## BEGIN TEXT
Today, Leahy is silent on the membership of Obama Supreme Court nominee and sitting Second Appeals Court Judge Sonia Sotomayor in the Belizean Grove, an elite, all-female club. In a recent story, Politico.com described the Belizean Grove “as the female answer to the Bohemian Grove — a secretive all-male club whose members have included former U.S. presidents and top business leaders — the Belizean Grove has about 125 members, including Army generals, Wall Street executives and former ambassadors.”

Which is another way of saying, no men allowed. The Belizean Grove quite deliberately and unashamedly discriminates on the basis of gender.

And the response from the Chairman of the Senate Judiciary Committee? 

Silence.

Yet in 2002 he couldn’t stop talking about his thought that Smith’s one-time fishing club membership was sufficient grounds to deny Smith a seat on the Third Circuit. Nor has there been a word of concern from other Smith critics of the day, including New York’s Senator Charles Schumer. Schumer demanded information from Smith about his ex-membership in the club in his written questions to the judge — just at the time the National Organization for Women went public with an attack portraying Smith as a judge whose one time membership in the fishing club showed conclusively that he was biased towards women.

As it happens, I would know something about this subject, writing a 2005 book on the Smith episode (alas, now out of print) called The Borking Rebellion. Smith, a college classmate and friend of mine, had served for fourteen, unblemished years as a Reagan-appointee to the Western District of Pennsylvania. By 2001, the year of his nomination by George W. Bush for a seat on the Third Circuit Court of Appeals, Smith was the Chief Judge of the Western District. With the highest ratings from the American Bar Association, well regarded as a fair and impartial jurist by his Western Pennsylvania community (the Court was headquartered in Pittsburgh), and with the support of both Pennsylvania’s Senators of the time, conservative Rick Santorum and liberal Arlen Specter, Smith’s nomination had not an iota of controversy about it.

Until, that is, his nomination arrived in the highly charged partisan precincts of the Senate Judiciary Committee, chaired then as now by Leahy. Smith’s fight was won — narrowly — and he sits on the Third Circuit today. But the fight to confirm him for the job was fierce. Two other nominations at the same period did not survive — the D.C. Appeals Court nominee, Miguel Estrada (denied confirmation, according to leaked Senate Democratic documents, because he was a “Latino” and “therefore “dangerous), and Fifth Circuit nominee Judge Charles Pickering.

Here are the facts.

In 1988, a Reagan nominee for the Western District, already a sitting Pennsylvania state judge, Smith belonged to his grandfather’s all-male fishing club, the Spruce Creek Rod and Gun Club. A large, ramshackle facility sitting among the rolling hills of rural Hungtingdon County, Spruce Creek was a social club, specifically designated as such by the U.S. government in its National Register of Historic Places. It had no bar — members had to bring their own alcohol if they wished a drink — and its bedrooms were filled, camp-style, with old bunk beds. The dining room resembled a kids camp with large wooden tables and benches. The paint peeled. There was nothing fancy here, large as an old barnlike structure it may be.
## END TEXT
## BEGIN AVAILABLE DATA
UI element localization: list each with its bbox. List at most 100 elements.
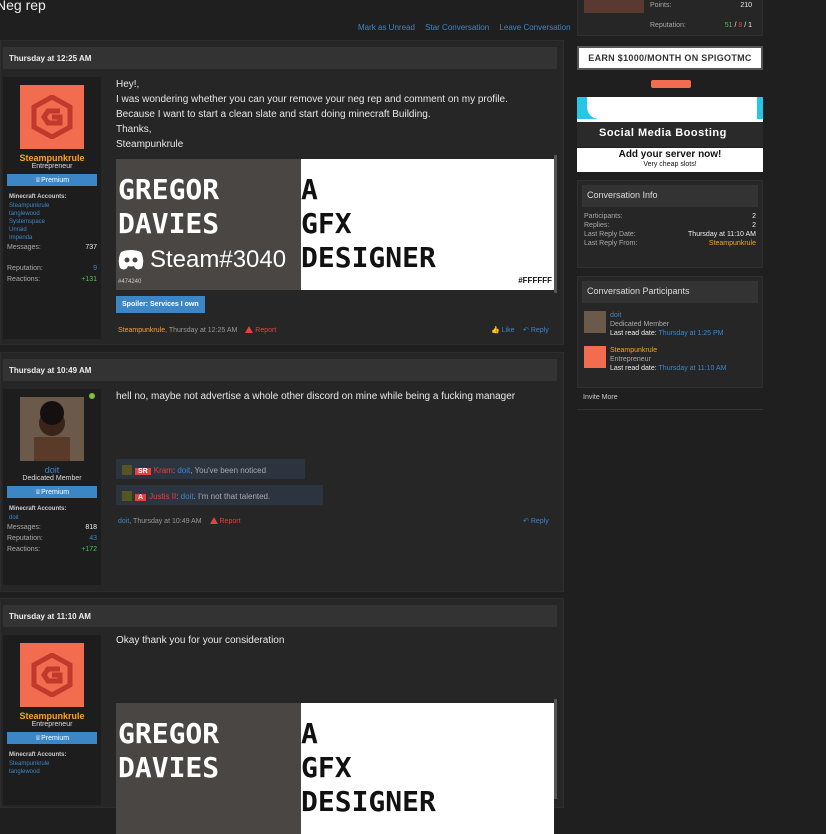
## END AVAILABLE DATA
— REQUESTS —
• 1. Using the column on the club memberships of Judge Smith and Sonia Sotomayor, list every kind of member that the Politico.com quote says the Belizean Grove includes.
• 2. Do these statements agree with the column on the club memberships of Judge Smith and Sonia Sotomayor? Answer yes or no for each, and quote the words from the column that decide it.
(a) Before his 2001 nomination, Smith had spent fourteen years on the Western District of Pennsylvania.
(b) The Spruce Creek Rod and Gun Club had a bar for its members.
(c) Miguel Estrada won confirmation to the D.C. Appeals Court.
• 3. Continue the column on the club memberships of Judge Smith and Sonia Sotomayor from where it stops.

— RESULTS BY TASK —
• 1.
- Army generals
- Wall Street executives
- Former ambassadors

• 2.
(a) Yes: "had served for fourteen, unblemished years as a Reagan-appointee to the Western District of Pennsylvania"
(b) No: "It had no bar — members had to bring their own alcohol if they wished a drink"
(c) No: "Two other nominations at the same period did not survive — the D.C. Appeals Court nominee, Miguel Estrada"

• 3.
As I well knew, both as Judge Smith’s friend and from visiting the place, the Judge was not a frequent visitor. Unlike his grandfather, the Judge was something of a workaholic. He could fish — but wasn’t one to frequent Spruce Creek and stand around mid-stream rod in hand. His membership was sentimental. Asked at his 1988 confirmation hearing if he would work to end the all-male gender membership barrier, Smith promised he would do so. He did just that, trying and failing several times to get the club to admit women as members (they were already allowed as wives or guests.) In 1999, between his infrequent visits with his wife and consistent rebuffs from the club leaders about allowing women in as members, Smith finally quit.

By 2002, as Leahy, Schumer, and others were busy colluding behind the scenes with left-wing special interest groups to savage Bush judicial nominees, Smith’s now ex-membership became a target. Submitting his written questions to Smith, Schumer’s 6th question concerned Spruce Creek. It had no sooner arrived on Smith’s desk than, mysteriously, a corresponding attack from the National Organization for Women appeared in the Pittsburgh Post-Gazette. While it never mentioned Schumer’s question to Smith, the attack tracked with the points raised in Schumer’s question. When this was noted by a Smith supporter in a response, NOW denied any collusion, then proceeded to comment on the substance of Schumer’s question — which it had previously claimed not to have seen and which was still sitting atop the “privacy” of Smith’s desk.

The attack was beaten back to considerable degree because of an interesting fact neither Leahy nor Schumer knew. On the wall of the club was a photograph of Marine One landing at Spruce Creek. That would be the official helicopter of the President of the United States. The president in question was a Spruce Creek devotee — Jimmy Carter. Not only was the Democratic president responsible for appointing every federal judge in the country between 1977 and January of 1981 a frequent visitor to what Leahy and Schumer were painting as a sewer of gender discrimination, he was still coming there long after his White House days were over.

But this was not enough for Leahy. On July 30, 2002, in the Senate floor debate over Smith’s nomination, an angry Leahy said this:

If men want to go off and go fly fishing themselves, that is fine. If women want to go off and go fly fishing, that is fine. But when they have facilities to conduct business and when businesspeople go there to conduct business and that is how you may be able to get ahead in the business world if you exclude women from it, if you say, women, if you want to be in business, you are not going to be able to join the moguls of the business or legal community here, then it is exclusionary…. Spruce Creek invidiously discriminates against women.

Ignored, of course, was a letter from a club official and longtime member saying that not only was the club not for business purposes, “the whole point of the Club is to get away from business.”

But none of this — not Smith’s rare attendance at the club, not the fact that it was purely a social club, not the fact that he had tried to change the club as promised and eventually resigned — was good enough for Leahy and his fellow Judiciary Committee Democrats. Over and over they drilled home that they opposed gender discrimination in clubs, most particularly any club that even hinted at the idea that business could be discussed on site and that business associates of a member could be invited. Time after time they chose to label this fishing club as a business club and worse, a business club that deliberately discriminated by excluding women as members.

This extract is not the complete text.